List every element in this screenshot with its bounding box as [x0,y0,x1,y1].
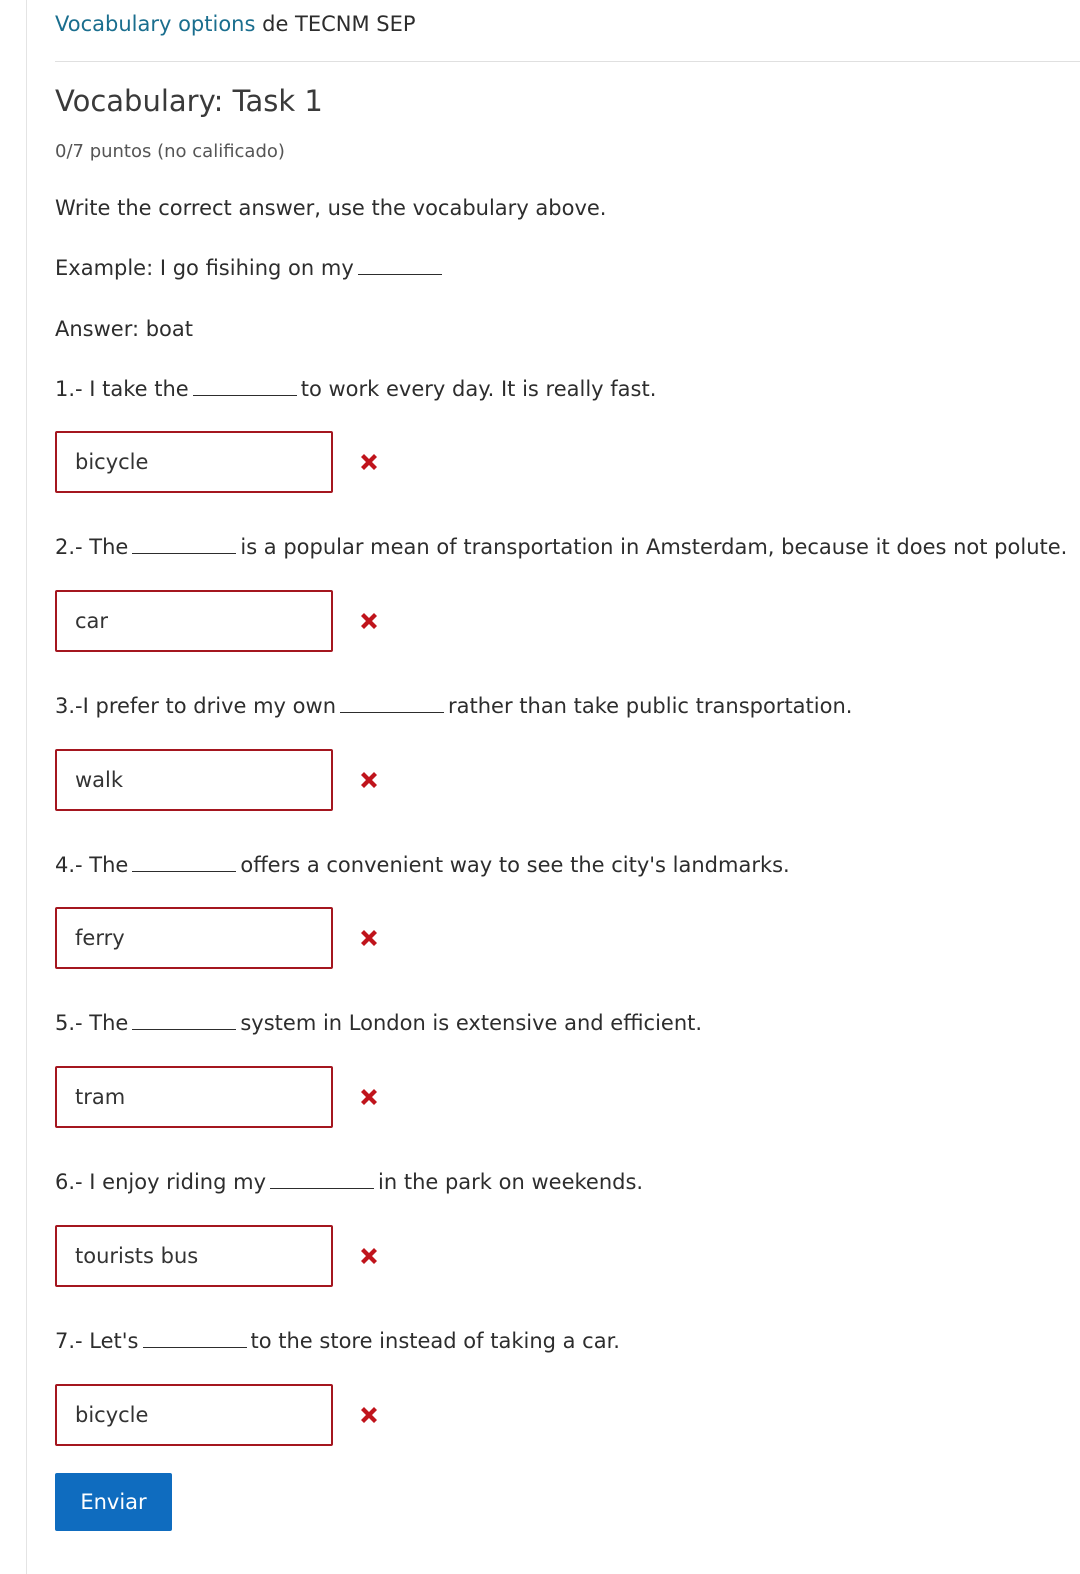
question-5-after: system in London is extensive and efficient. [240,1011,703,1035]
submit-button[interactable]: Enviar [55,1473,172,1531]
course-link[interactable]: Vocabulary options [55,12,256,36]
question-5-before: 5.- The [55,1011,129,1035]
x-mark-icon [357,768,381,792]
question-5-answer-input[interactable] [55,1066,333,1128]
question-3-after: rather than take public transportation. [448,694,853,718]
question-3-before: 3.-I prefer to drive my own [55,694,336,718]
breadcrumb [55,0,1080,62]
question-3-answer-input[interactable] [55,749,333,811]
x-mark-icon [357,1244,381,1268]
question-4-answer-row [55,907,455,969]
breadcrumb-suffix: de TECNM SEP [255,12,416,36]
question-2-answer-input[interactable] [55,590,333,652]
question-6-blank [270,1170,374,1189]
question-1-answer-row [55,431,455,493]
question-3-text [55,694,852,718]
question-6-before: 6.- I enjoy riding my [55,1170,267,1194]
instruction-text: Write the correct answer, use the vocabulary above. [55,196,607,220]
main-content [55,0,1080,1514]
question-4-text [55,853,790,877]
question-7-blank [143,1329,247,1348]
question-1-after: to work every day. It is really fast. [300,377,657,401]
question-2-answer-row [55,590,455,652]
question-7-answer-row [55,1384,455,1446]
example-blank [358,256,442,275]
question-6-after: in the park on weekends. [378,1170,644,1194]
question-7-text [55,1329,620,1353]
question-5-answer-row [55,1066,455,1128]
question-7-after: to the store instead of taking a car. [250,1329,620,1353]
question-1-before: 1.- I take the [55,377,189,401]
question-1-answer-input[interactable] [55,431,333,493]
question-1-text [55,377,656,401]
x-mark-icon [357,1403,381,1427]
question-5-blank [132,1011,236,1030]
x-mark-icon [357,609,381,633]
question-2-after: is a popular mean of transportation in Amsterdam, because it does not polute. [240,535,1068,559]
question-2-blank [132,535,236,554]
question-3-blank [340,694,444,713]
question-2-text [55,535,1067,559]
page-title: Vocabulary: Task 1 [55,84,323,118]
left-divider [26,0,27,1574]
example-answer: Answer: boat [55,317,194,341]
example-line [55,256,446,280]
points-label: 0/7 puntos (no calificado) [55,141,285,162]
example-text: Example: I go fisihing on my [55,256,354,280]
x-mark-icon [357,450,381,474]
question-4-before: 4.- The [55,853,129,877]
x-mark-icon [357,926,381,950]
question-6-answer-input[interactable] [55,1225,333,1287]
question-6-text [55,1170,643,1194]
question-6-answer-row [55,1225,455,1287]
question-5-text [55,1011,702,1035]
question-4-answer-input[interactable] [55,907,333,969]
question-2-before: 2.- The [55,535,129,559]
question-7-before: 7.- Let's [55,1329,139,1353]
question-3-answer-row [55,749,455,811]
question-4-blank [132,853,236,872]
question-1-blank [193,377,297,396]
question-4-after: offers a convenient way to see the city's landmarks. [240,853,790,877]
x-mark-icon [357,1085,381,1109]
question-7-answer-input[interactable] [55,1384,333,1446]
==========
#### [Challenge]
Output the lines of the records above, from the line containing "question-5-after: system in" through the line containing "question-5-before: 5.- The [55,1011,129,1035]", inclusive, as a Markdown table with the columns Row and Line, leaving out any blank lines.

#### [Expected output]
| Row | Line |
|---|---|
| 1 | question-5-after: system in London is extensive and efficient. [240,1011,703,1035] |
| 2 | submit-button[interactable]: Enviar [55,1473,172,1531] |
| 3 | course-link[interactable]: Vocabulary options [55,12,256,36] |
| 4 | question-5-before: 5.- The [55,1011,129,1035] |